> Short problem: Return the listing word for word, as given.
##########
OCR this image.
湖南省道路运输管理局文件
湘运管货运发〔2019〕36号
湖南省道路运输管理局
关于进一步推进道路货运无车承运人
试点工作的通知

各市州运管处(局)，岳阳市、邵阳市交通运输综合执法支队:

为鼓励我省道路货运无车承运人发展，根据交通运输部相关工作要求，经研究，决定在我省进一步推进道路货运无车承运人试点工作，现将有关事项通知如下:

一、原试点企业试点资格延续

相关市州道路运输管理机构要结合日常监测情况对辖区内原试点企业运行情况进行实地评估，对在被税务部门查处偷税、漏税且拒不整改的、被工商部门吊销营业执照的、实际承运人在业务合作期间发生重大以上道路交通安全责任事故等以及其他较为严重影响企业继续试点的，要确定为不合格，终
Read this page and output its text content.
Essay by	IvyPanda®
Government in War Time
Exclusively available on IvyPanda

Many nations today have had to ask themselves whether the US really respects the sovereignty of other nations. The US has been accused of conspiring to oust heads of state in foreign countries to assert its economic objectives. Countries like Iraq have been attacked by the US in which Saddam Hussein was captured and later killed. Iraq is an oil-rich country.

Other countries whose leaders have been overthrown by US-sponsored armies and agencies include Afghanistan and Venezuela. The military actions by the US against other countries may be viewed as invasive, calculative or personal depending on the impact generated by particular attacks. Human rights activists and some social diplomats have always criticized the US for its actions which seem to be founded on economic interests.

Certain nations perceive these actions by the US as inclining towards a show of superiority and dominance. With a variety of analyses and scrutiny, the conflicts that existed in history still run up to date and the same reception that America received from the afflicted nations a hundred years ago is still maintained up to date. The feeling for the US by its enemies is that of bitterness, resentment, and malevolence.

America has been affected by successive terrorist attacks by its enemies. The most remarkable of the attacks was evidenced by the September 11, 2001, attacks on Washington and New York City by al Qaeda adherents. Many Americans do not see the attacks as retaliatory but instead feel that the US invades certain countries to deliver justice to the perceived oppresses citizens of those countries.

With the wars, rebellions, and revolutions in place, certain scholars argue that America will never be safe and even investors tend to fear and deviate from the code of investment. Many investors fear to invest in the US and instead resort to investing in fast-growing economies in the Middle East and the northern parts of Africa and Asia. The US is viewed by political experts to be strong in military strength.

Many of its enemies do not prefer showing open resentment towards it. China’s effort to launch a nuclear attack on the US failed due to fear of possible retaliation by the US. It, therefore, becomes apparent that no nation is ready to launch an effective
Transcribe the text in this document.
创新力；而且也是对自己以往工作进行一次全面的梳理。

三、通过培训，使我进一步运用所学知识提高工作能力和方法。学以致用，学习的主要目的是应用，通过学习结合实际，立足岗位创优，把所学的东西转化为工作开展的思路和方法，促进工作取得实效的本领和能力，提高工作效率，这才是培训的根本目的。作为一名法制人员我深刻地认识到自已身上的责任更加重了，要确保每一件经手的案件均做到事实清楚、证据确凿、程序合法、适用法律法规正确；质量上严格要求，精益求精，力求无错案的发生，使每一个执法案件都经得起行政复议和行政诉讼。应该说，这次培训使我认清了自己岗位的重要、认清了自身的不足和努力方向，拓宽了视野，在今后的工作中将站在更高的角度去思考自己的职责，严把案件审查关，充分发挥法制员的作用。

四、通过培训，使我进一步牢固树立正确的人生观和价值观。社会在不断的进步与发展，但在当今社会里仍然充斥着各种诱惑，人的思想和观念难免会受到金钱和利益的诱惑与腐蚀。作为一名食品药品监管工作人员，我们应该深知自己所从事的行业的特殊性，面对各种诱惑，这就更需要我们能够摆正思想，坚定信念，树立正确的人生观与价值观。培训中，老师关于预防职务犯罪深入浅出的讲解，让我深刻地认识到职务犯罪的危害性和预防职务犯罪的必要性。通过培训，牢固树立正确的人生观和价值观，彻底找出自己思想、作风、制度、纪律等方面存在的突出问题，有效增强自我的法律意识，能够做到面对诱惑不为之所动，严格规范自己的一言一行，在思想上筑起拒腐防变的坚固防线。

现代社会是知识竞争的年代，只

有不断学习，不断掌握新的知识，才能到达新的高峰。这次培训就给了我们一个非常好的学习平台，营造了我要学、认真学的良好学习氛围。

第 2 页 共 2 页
##########
> Exercise response:
OCR this image.
湖南省道路运输管理局文件
湘运管货运发〔2019〕36号
湖南省道路运输管理局
关于进一步推进道路货运无车承运人
试点工作的通知

各市州运管处(局)，岳阳市、邵阳市交通运输综合执法支队:

为鼓励我省道路货运无车承运人发展，根据交通运输部相关工作要求，经研究，决定在我省进一步推进道路货运无车承运人试点工作，现将有关事项通知如下:

一、原试点企业试点资格延续

相关市州道路运输管理机构要结合日常监测情况对辖区内原试点企业运行情况进行实地评估，对在被税务部门查处偷税、漏税且拒不整改的、被工商部门吊销营业执照的、实际承运人在业务合作期间发生重大以上道路交通安全责任事故等以及其他较为严重影响企业继续试点的，要确定为不合格，终
Read this page and output its text content.
Essay by	IvyPanda®
Government in War Time
Exclusively available on IvyPanda

Many nations today have had to ask themselves whether the US really respects the sovereignty of other nations. The US has been accused of conspiring to oust heads of state in foreign countries to assert its economic objectives. Countries like Iraq have been attacked by the US in which Saddam Hussein was captured and later killed. Iraq is an oil-rich country.

Other countries whose leaders have been overthrown by US-sponsored armies and agencies include Afghanistan and Venezuela. The military actions by the US against other countries may be viewed as invasive, calculative or personal depending on the impact generated by particular attacks. Human rights activists and some social diplomats have always criticized the US for its actions which seem to be founded on economic interests.

Certain nations perceive these actions by the US as inclining towards a show of superiority and dominance. With a variety of analyses and scrutiny, the conflicts that existed in history still run up to date and the same reception that America received from the afflicted nations a hundred years ago is still maintained up to date. The feeling for the US by its enemies is that of bitterness, resentment, and malevolence.

America has been affected by successive terrorist attacks by its enemies. The most remarkable of the attacks was evidenced by the September 11, 2001, attacks on Washington and New York City by al Qaeda adherents. Many Americans do not see the attacks as retaliatory but instead feel that the US invades certain countries to deliver justice to the perceived oppresses citizens of those countries.

With the wars, rebellions, and revolutions in place, certain scholars argue that America will never be safe and even investors tend to fear and deviate from the code of investment. Many investors fear to invest in the US and instead resort to investing in fast-growing economies in the Middle East and the northern parts of Africa and Asia. The US is viewed by political experts to be strong in military strength.

Many of its enemies do not prefer showing open resentment towards it. China’s effort to launch a nuclear attack on the US failed due to fear of possible retaliation by the US. It, therefore, becomes apparent that no nation is ready to launch an effective
Transcribe the text in this document.
创新力；而且也是对自己以往工作进行一次全面的梳理。

三、通过培训，使我进一步运用所学知识提高工作能力和方法。学以致用，学习的主要目的是应用，通过学习结合实际，立足岗位创优，把所学的东西转化为工作开展的思路和方法，促进工作取得实效的本领和能力，提高工作效率，这才是培训的根本目的。作为一名法制人员我深刻地认识到自已身上的责任更加重了，要确保每一件经手的案件均做到事实清楚、证据确凿、程序合法、适用法律法规正确；质量上严格要求，精益求精，力求无错案的发生，使每一个执法案件都经得起行政复议和行政诉讼。应该说，这次培训使我认清了自己岗位的重要、认清了自身的不足和努力方向，拓宽了视野，在今后的工作中将站在更高的角度去思考自己的职责，严把案件审查关，充分发挥法制员的作用。

四、通过培训，使我进一步牢固树立正确的人生观和价值观。社会在不断的进步与发展，但在当今社会里仍然充斥着各种诱惑，人的思想和观念难免会受到金钱和利益的诱惑与腐蚀。作为一名食品药品监管工作人员，我们应该深知自己所从事的行业的特殊性，面对各种诱惑，这就更需要我们能够摆正思想，坚定信念，树立正确的人生观与价值观。培训中，老师关于预防职务犯罪深入浅出的讲解，让我深刻地认识到职务犯罪的危害性和预防职务犯罪的必要性。通过培训，牢固树立正确的人生观和价值观，彻底找出自己思想、作风、制度、纪律等方面存在的突出问题，有效增强自我的法律意识，能够做到面对诱惑不为之所动，严格规范自己的一言一行，在思想上筑起拒腐防变的坚固防线。

现代社会是知识竞争的年代，只

有不断学习，不断掌握新的知识，才能到达新的高峰。这次培训就给了我们一个非常好的学习平台，营造了我要学、认真学的良好学习氛围。

第 2 页 共 2 页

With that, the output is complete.